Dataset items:
Start

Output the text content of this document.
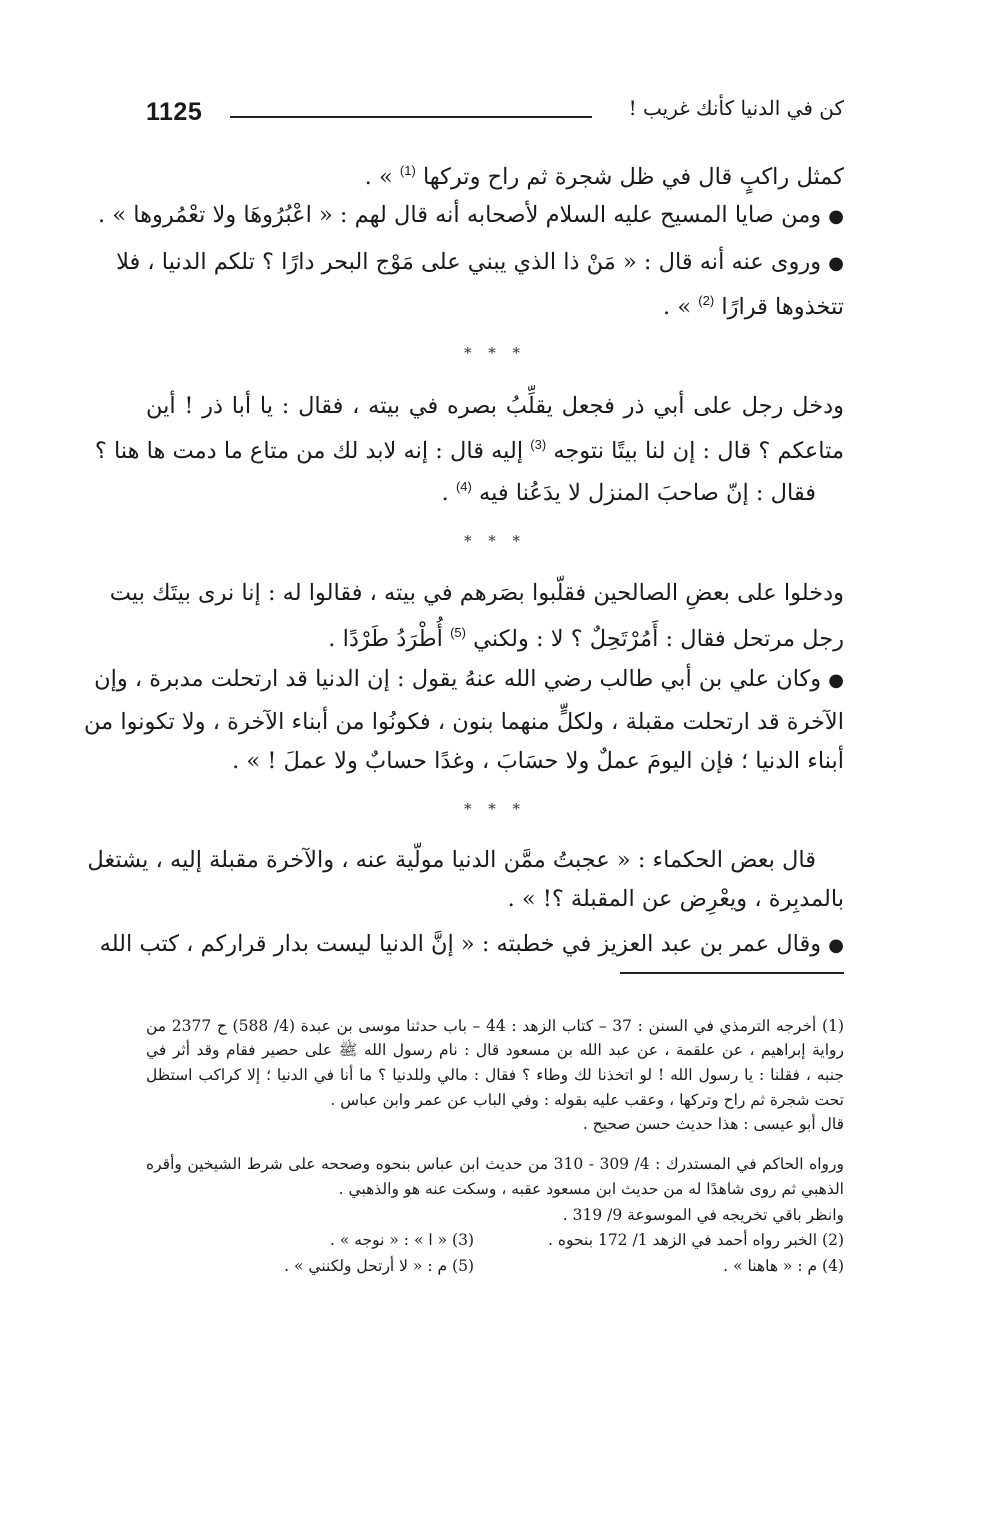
1125	كن في الدنيا كأنك غريب !
كمثل راكبٍ قال في ظل شجرة ثم راح وتركها $^{(1)}$ » .
● ومن صايا المسيح عليه السلام لأصحابه أنه قال لهم : « اعْبُرُوهَا ولا تعْمُروها » .
● وروى عنه أنه قال : « مَنْ ذا الذي يبني على مَوْج البحر دارًا ؟ تلكم الدنيا ، فلا
تتخذوها قرارًا $^{(2)}$ » .
* * *
ودخل رجل على أبي ذر فجعل يقلِّبُ بصره في بيته ، فقال : يا أبا ذر ! أين
متاعكم ؟ قال : إن لنا بيتًا نتوجه $^{(3)}$ إليه قال : إنه لابد لك من متاع ما دمت ها هنا ؟
فقال : إنّ صاحبَ المنزل لا يدَعُنا فيه $^{(4)}$ .
* * *
ودخلوا على بعضِ الصالحين فقلّبوا بصَرهم في بيته ، فقالوا له : إنا نرى بيتَك بيت
رجل مرتحل فقال : أَمُرْتَحِلٌ ؟ لا : ولكني $^{(5)}$ أُطْرَدُ طَرْدًا .
● وكان علي بن أبي طالب رضي الله عنهُ يقول : إن الدنيا قد ارتحلت مدبرة ، وإن
الآخرة قد ارتحلت مقبلة ، ولكلٍّ منهما بنون ، فكونُوا من أبناء الآخرة ، ولا تكونوا من
أبناء الدنيا ؛ فإن اليومَ عملٌ ولا حسَابَ ، وغدًا حسابٌ ولا عملَ ! » .
* * *
قال بعض الحكماء : « عجبتُ ممَّن الدنيا مولّية عنه ، والآخرة مقبلة إليه ، يشتغل
بالمدبِرة ، ويعْرِض عن المقبلة ؟! » .
● وقال عمر بن عبد العزيز في خطبته : « إنَّ الدنيا ليست بدار قراركم ، كتب الله
(1) أخرجه الترمذي في السنن : 37 – كتاب الزهد : 44 – باب حدثنا موسى بن عبدة (4/ 588) ح 2377 من
رواية إبراهيم ، عن علقمة ، عن عبد الله بن مسعود قال : نام رسول الله ﷺ على حصير فقام وقد أثر في
جنبه ، فقلنا : يا رسول الله ! لو اتخذنا لك وطاء ؟ فقال : مالي وللدنيا ؟ ما أنا في الدنيا ؛ إلا كراكب استظل
تحت شجرة ثم راح وتركها ، وعقب عليه بقوله : وفي الباب عن عمر وابن عباس .
قال أبو عيسى : هذا حديث حسن صحيح .
ورواه الحاكم في المستدرك : 4/ 309 - 310 من حديث ابن عباس بنحوه وصححه على شرط الشيخين وأقره
الذهبي ثم روى شاهدًا له من حديث ابن مسعود عقبه ، وسكت عنه هو والذهبي .
وانظر باقي تخريجه في الموسوعة 9/ 319 .
(2) الخبر رواه أحمد في الزهد 1/ 172 بنحوه .
(3) « ا » : « نوجه » .
(4) م : « هاهنا » .
(5) م : « لا أرتحل ولكنني » .
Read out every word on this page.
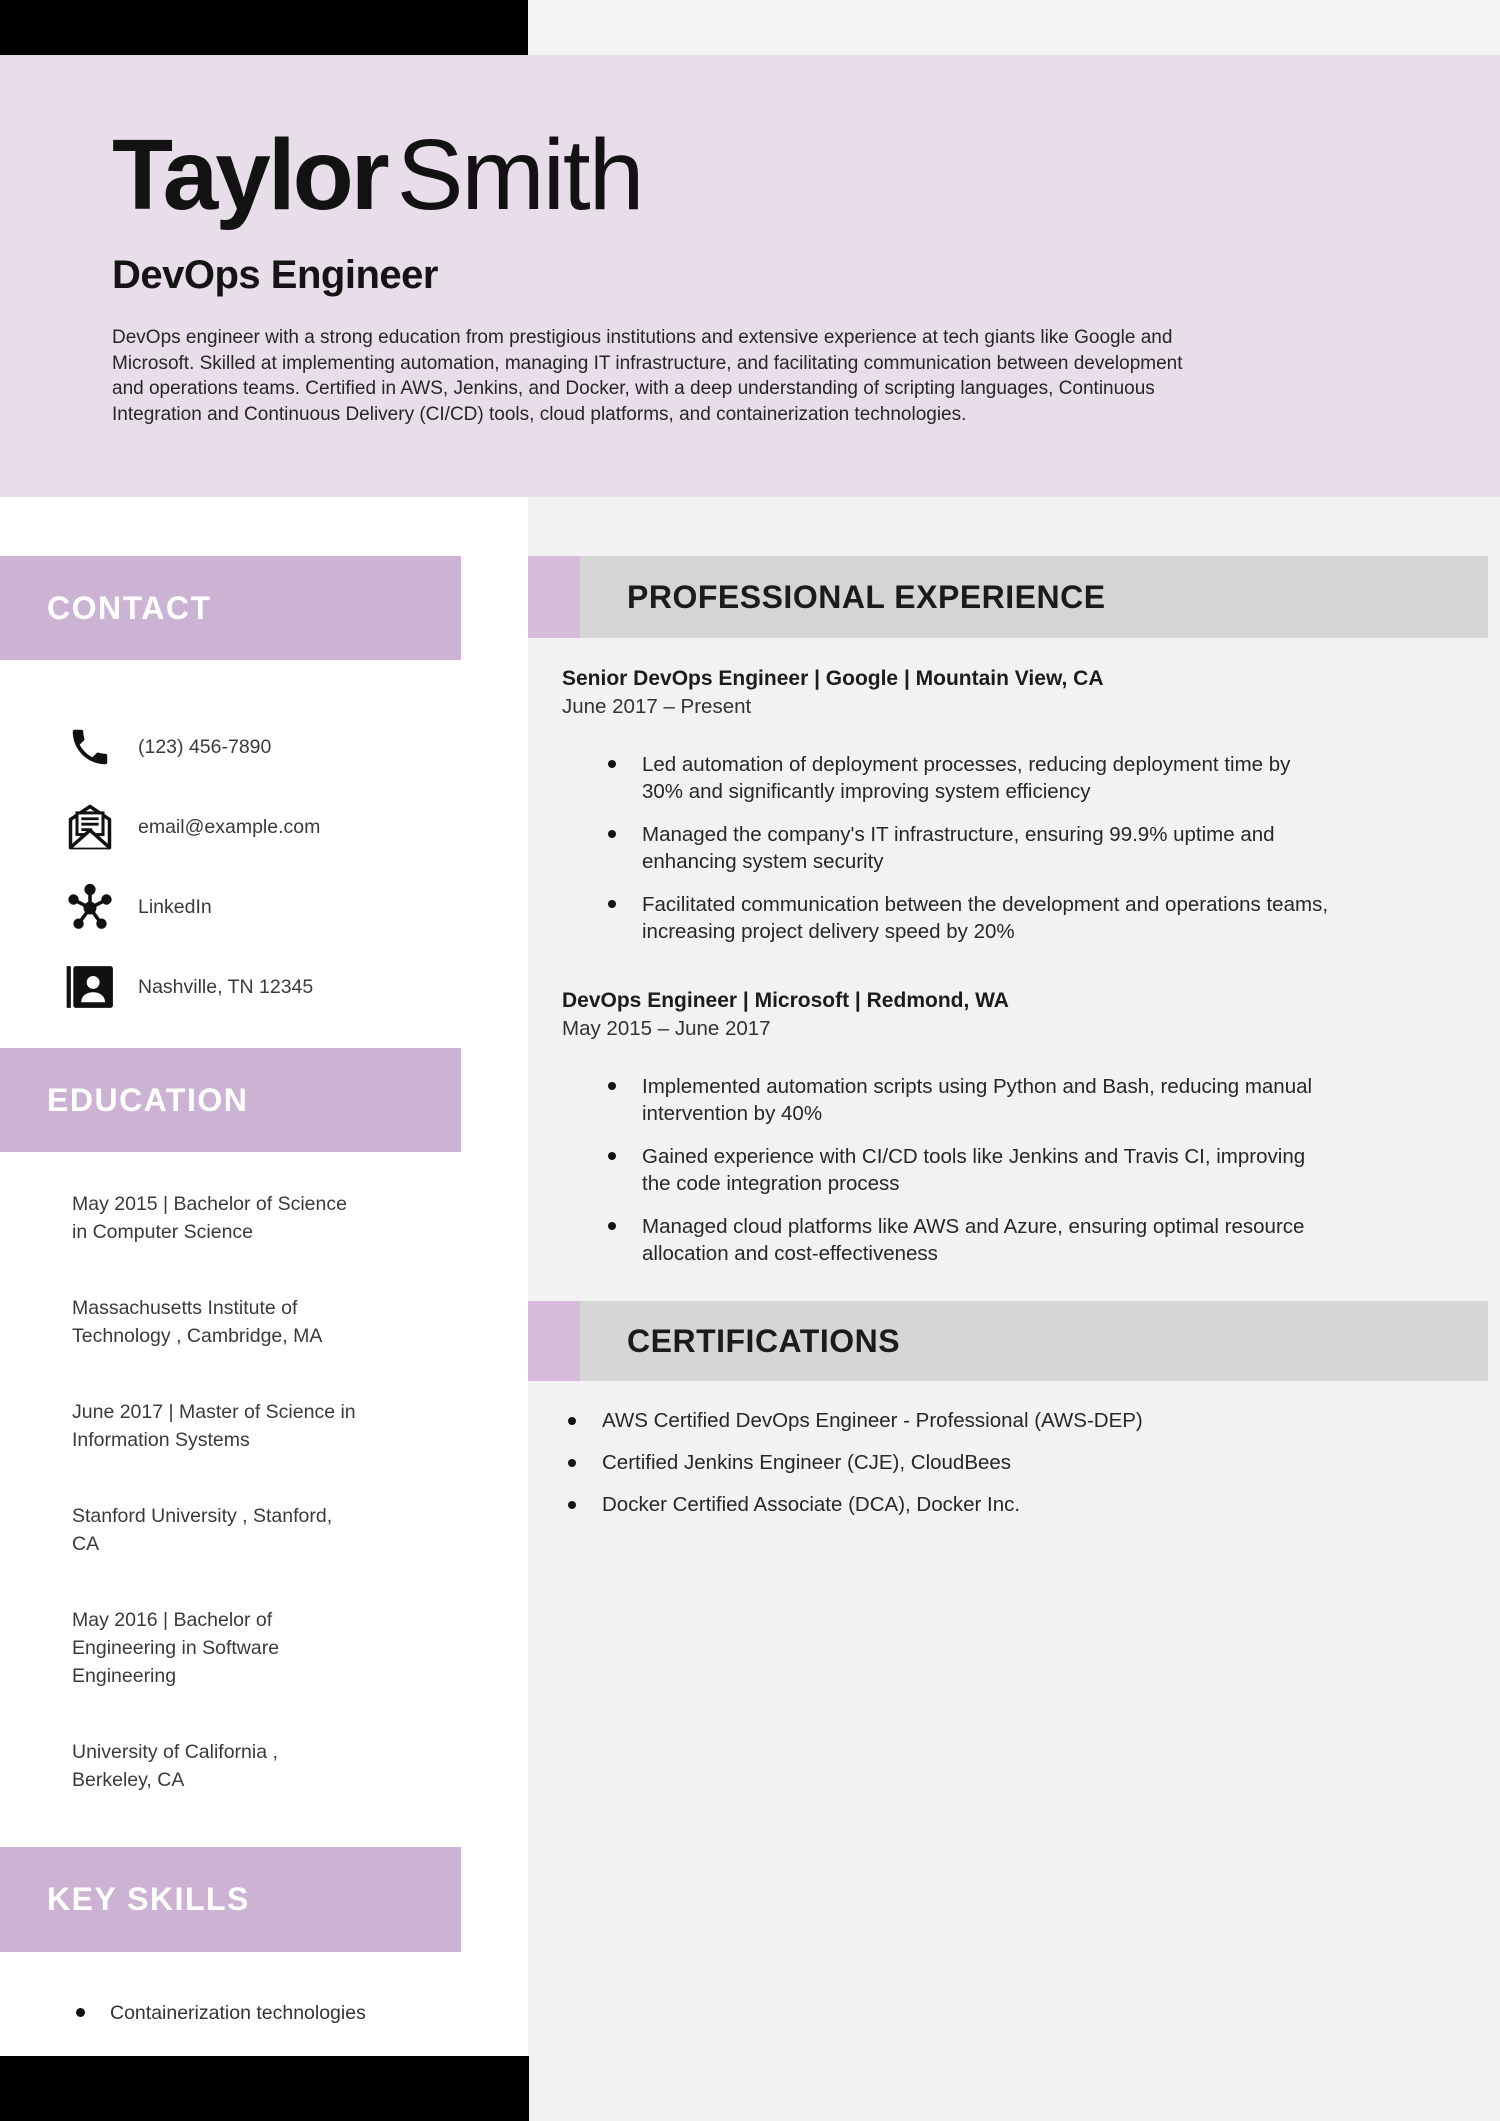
Taylor Smith
DevOps Engineer

DevOps engineer with a strong education from prestigious institutions and extensive experience at tech giants like Google and
Microsoft. Skilled at implementing automation, managing IT infrastructure, and facilitating communication between development
and operations teams. Certified in AWS, Jenkins, and Docker, with a deep understanding of scripting languages, Continuous
Integration and Continuous Delivery (CI/CD) tools, cloud platforms, and containerization technologies.

CONTACT
(123) 456-7890
email@example.com
LinkedIn
Nashville, TN 12345
EDUCATION
May 2015 | Bachelor of Science
in Computer Science
Massachusetts Institute of
Technology , Cambridge, MA
June 2017 | Master of Science in
Information Systems
Stanford University , Stanford,
CA
May 2016 | Bachelor of
Engineering in Software
Engineering
University of California ,
Berkeley, CA
KEY SKILLS
Containerization technologies
PROFESSIONAL EXPERIENCE
Senior DevOps Engineer | Google | Mountain View, CA
June 2017 – Present
Led automation of deployment processes, reducing deployment time by
30% and significantly improving system efficiency
Managed the company's IT infrastructure, ensuring 99.9% uptime and
enhancing system security
Facilitated communication between the development and operations teams,
increasing project delivery speed by 20%
DevOps Engineer | Microsoft | Redmond, WA
May 2015 – June 2017
Implemented automation scripts using Python and Bash, reducing manual
intervention by 40%
Gained experience with CI/CD tools like Jenkins and Travis CI, improving
the code integration process
Managed cloud platforms like AWS and Azure, ensuring optimal resource
allocation and cost-effectiveness
CERTIFICATIONS
AWS Certified DevOps Engineer - Professional (AWS-DEP)
Certified Jenkins Engineer (CJE), CloudBees
Docker Certified Associate (DCA), Docker Inc.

End

◆ **Stated problem**
Find how many lines include the string "Continuous" and report that number alone.

◆ **Result of the exercise**
2